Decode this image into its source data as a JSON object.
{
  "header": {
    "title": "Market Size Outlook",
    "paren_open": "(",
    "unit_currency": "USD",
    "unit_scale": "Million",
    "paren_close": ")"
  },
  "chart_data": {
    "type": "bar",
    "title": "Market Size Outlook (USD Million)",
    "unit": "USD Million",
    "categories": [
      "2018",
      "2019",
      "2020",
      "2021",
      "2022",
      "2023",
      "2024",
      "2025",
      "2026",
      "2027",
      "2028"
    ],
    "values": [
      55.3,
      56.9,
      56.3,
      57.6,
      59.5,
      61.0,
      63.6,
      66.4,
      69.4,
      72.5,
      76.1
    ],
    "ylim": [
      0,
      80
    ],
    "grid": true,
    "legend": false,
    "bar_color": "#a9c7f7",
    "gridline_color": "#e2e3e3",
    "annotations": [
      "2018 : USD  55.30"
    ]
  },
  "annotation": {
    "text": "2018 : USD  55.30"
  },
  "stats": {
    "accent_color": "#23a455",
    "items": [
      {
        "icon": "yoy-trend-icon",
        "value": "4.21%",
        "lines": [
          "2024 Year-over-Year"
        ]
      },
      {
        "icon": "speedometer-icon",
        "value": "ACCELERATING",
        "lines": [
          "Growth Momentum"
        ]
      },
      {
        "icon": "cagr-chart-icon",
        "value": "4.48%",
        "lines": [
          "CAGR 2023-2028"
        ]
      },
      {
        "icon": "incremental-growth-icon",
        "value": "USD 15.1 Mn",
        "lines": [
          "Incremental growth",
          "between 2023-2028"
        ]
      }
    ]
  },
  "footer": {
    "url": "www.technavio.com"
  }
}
-------------------------
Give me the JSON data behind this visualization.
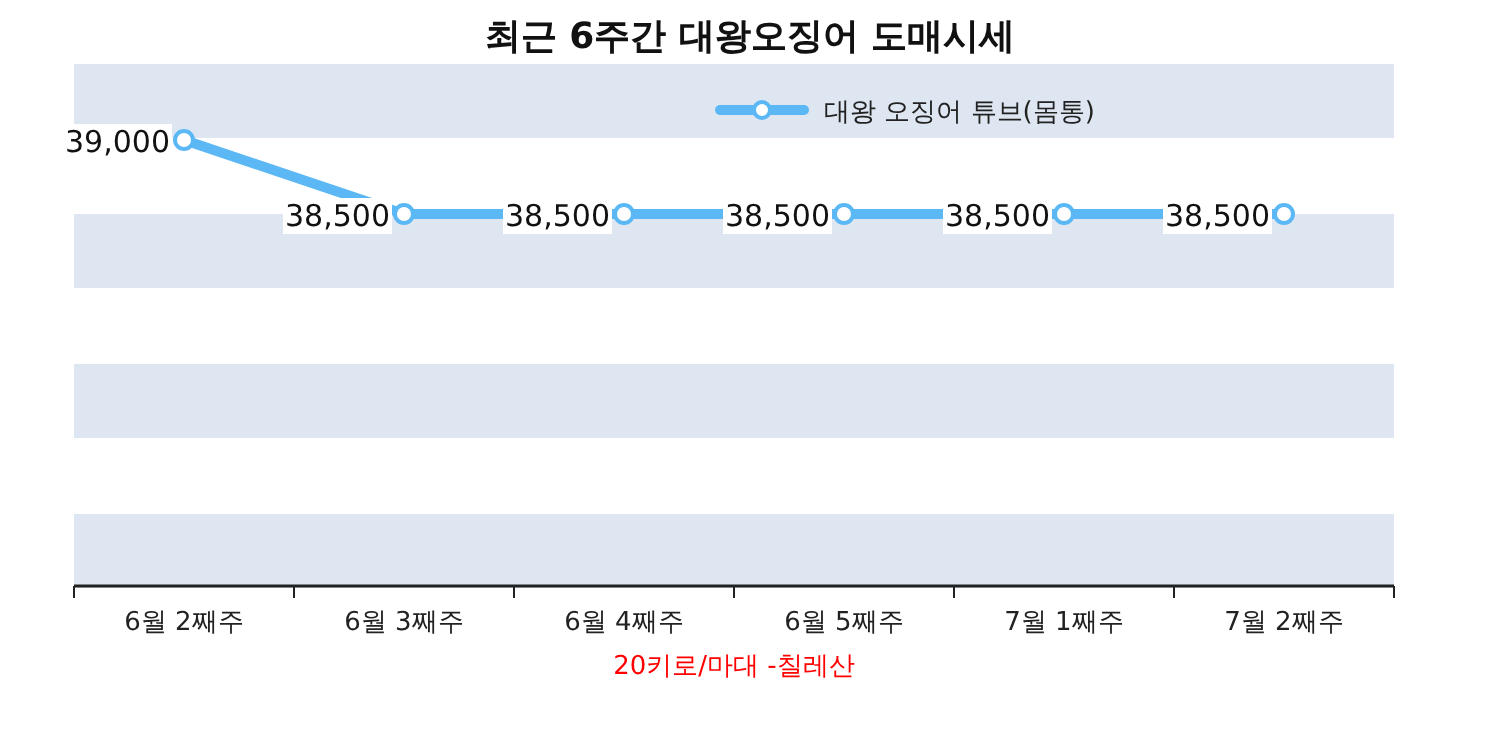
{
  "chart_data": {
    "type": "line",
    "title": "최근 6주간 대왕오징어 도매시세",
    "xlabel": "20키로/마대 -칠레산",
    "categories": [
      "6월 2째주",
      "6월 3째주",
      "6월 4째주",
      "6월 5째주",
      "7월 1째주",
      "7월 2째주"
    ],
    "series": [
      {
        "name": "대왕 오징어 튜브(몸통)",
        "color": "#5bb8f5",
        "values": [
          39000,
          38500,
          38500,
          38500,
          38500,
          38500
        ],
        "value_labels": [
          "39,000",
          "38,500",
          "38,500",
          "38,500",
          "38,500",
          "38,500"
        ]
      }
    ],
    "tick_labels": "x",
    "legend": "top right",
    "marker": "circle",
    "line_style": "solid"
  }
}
-------------------------
# Aim of the task
Identify every line above with the string "title" in it. Copy those lines.

# Answer to this problem
    "title": "Market Size Outlook",
    "title": "Market Size Outlook (USD Million)",
    "title": "최근 6주간 대왕오징어 도매시세",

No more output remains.